### GOAL OF THE EXERCISE
Give back a single number, the count of lines containing the word "type".

### THE DATA
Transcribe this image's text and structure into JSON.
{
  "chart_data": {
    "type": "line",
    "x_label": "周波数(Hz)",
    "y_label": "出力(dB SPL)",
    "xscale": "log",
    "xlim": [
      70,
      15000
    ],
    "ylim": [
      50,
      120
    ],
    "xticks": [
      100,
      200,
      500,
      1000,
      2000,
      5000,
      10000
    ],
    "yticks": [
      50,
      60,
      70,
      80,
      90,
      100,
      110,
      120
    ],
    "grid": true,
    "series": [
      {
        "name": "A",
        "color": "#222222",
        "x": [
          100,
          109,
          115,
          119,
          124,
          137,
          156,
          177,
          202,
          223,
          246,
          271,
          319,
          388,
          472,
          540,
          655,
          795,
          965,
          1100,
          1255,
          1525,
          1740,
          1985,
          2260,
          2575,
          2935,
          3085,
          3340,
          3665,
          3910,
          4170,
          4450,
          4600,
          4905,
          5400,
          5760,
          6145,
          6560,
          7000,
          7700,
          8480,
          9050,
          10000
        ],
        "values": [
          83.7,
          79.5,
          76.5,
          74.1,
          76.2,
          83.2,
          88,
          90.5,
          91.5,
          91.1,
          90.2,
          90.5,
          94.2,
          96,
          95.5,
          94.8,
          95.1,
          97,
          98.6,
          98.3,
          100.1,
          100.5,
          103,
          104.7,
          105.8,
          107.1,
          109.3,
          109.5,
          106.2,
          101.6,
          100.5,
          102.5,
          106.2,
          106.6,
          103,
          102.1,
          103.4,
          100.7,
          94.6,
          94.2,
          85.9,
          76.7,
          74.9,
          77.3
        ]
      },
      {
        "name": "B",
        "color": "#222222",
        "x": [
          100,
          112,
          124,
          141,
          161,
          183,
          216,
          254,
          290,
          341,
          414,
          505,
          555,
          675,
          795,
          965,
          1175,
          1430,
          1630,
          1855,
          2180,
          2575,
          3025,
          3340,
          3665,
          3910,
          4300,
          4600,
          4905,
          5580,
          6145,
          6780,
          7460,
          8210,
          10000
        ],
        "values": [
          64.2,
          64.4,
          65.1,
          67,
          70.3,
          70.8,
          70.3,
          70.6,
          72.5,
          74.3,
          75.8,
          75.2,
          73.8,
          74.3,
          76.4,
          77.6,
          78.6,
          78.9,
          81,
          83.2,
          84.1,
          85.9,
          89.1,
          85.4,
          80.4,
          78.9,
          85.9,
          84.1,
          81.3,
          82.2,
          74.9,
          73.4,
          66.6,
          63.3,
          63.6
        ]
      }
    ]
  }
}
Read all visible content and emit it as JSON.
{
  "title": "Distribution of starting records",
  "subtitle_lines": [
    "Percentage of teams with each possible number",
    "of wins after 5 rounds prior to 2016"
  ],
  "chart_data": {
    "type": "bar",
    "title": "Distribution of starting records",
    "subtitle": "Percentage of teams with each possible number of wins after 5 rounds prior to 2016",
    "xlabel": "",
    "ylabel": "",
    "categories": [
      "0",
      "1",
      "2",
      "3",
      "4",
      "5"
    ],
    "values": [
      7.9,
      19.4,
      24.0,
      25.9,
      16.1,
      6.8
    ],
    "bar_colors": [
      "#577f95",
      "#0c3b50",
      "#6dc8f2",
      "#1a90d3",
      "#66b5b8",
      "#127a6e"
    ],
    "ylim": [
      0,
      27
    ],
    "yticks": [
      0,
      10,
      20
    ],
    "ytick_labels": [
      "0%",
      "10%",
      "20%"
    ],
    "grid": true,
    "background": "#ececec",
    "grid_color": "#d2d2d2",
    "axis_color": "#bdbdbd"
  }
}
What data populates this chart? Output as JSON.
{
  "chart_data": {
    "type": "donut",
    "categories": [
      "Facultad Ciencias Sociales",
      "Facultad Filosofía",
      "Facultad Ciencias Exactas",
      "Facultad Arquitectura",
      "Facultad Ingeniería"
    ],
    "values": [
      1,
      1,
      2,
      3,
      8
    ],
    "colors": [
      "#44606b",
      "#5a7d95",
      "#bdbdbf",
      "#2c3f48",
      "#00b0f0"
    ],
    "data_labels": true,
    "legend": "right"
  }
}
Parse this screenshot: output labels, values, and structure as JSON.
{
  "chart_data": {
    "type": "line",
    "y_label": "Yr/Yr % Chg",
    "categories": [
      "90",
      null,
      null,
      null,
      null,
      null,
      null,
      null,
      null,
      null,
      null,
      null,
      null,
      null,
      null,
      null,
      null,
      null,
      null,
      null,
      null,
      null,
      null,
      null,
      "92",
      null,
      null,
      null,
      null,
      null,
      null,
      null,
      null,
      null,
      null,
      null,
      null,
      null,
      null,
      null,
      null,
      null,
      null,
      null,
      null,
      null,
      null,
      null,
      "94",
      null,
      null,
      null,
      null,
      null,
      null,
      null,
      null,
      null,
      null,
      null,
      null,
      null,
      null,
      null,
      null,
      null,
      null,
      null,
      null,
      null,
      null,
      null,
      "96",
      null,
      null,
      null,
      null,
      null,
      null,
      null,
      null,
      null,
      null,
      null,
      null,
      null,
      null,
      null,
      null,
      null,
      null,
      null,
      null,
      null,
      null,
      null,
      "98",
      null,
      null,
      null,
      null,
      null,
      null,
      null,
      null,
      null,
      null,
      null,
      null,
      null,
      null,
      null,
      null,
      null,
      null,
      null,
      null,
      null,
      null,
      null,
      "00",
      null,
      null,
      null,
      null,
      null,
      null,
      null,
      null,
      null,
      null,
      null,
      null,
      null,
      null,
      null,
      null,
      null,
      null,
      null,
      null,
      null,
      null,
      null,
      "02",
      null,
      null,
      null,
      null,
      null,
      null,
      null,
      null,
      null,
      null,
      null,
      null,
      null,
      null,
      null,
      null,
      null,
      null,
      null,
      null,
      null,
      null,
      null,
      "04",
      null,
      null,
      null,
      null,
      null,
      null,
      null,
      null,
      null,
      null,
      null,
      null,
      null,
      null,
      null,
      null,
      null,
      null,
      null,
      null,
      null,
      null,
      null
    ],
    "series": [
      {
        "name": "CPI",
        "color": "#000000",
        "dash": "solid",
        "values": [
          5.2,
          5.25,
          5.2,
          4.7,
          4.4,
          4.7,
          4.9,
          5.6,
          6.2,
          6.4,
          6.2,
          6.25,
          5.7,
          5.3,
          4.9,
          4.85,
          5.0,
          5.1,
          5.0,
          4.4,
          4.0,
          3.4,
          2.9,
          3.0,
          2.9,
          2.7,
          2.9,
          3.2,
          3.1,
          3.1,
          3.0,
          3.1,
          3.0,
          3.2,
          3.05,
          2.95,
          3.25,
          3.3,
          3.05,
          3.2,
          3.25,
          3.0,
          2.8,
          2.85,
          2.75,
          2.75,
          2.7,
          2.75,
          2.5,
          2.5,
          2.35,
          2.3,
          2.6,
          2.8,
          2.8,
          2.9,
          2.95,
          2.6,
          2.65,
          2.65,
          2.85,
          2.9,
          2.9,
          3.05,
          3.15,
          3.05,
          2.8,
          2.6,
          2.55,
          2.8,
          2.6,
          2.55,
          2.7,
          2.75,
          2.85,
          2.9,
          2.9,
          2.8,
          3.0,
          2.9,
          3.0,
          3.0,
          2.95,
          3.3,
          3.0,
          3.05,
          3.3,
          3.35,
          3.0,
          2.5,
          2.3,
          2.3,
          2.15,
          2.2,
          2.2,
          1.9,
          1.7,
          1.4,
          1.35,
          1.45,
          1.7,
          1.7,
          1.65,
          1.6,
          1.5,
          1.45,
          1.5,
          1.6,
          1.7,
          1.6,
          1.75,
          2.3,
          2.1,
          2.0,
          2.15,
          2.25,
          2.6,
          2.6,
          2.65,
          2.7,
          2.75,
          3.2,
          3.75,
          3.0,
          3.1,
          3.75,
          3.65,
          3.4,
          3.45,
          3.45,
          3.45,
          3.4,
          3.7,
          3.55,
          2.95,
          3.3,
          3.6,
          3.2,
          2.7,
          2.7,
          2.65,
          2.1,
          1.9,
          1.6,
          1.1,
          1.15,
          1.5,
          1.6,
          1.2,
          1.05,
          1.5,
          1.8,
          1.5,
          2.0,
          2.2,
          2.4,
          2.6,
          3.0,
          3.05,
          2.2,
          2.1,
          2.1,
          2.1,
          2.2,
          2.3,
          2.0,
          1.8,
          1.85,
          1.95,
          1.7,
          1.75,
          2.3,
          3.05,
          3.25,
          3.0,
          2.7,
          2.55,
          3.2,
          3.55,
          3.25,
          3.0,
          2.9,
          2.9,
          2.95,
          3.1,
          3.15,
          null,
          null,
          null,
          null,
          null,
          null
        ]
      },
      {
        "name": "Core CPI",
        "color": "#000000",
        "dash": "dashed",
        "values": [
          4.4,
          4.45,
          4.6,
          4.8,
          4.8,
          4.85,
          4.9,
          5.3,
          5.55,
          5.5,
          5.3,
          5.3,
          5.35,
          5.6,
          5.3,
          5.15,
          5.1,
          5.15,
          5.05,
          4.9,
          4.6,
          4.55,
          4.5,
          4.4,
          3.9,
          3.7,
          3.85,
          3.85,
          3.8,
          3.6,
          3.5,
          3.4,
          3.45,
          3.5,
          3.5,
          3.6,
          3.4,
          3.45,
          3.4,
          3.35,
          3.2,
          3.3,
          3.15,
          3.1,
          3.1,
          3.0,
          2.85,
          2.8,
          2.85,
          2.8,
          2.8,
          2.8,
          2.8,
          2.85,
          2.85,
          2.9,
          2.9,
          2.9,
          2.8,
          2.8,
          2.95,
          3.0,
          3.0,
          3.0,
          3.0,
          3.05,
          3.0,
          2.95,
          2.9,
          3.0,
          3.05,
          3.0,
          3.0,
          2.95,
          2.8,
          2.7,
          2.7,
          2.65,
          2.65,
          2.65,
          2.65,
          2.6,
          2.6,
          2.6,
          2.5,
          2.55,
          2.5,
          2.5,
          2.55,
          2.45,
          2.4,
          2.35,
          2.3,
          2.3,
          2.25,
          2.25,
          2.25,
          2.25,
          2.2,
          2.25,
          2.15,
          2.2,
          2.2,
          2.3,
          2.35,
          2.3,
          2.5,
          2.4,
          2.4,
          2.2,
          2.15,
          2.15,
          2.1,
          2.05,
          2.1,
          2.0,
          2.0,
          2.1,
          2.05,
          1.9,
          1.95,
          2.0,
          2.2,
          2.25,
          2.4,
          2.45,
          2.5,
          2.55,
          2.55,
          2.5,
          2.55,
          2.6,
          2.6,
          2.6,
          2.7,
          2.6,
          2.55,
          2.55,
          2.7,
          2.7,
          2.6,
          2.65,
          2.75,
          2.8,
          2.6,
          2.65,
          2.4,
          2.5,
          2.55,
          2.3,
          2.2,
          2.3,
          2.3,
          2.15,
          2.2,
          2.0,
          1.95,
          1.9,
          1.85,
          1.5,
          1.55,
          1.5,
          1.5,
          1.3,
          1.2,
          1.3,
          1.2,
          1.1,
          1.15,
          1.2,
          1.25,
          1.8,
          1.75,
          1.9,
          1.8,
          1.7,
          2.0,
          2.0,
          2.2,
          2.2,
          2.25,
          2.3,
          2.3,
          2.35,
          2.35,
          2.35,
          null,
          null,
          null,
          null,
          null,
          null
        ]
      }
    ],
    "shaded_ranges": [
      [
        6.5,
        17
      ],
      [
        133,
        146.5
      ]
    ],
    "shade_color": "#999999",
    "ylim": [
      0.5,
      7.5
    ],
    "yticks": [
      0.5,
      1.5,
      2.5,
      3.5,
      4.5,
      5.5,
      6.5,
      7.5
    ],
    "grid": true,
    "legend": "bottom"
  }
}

### SOLUTION
4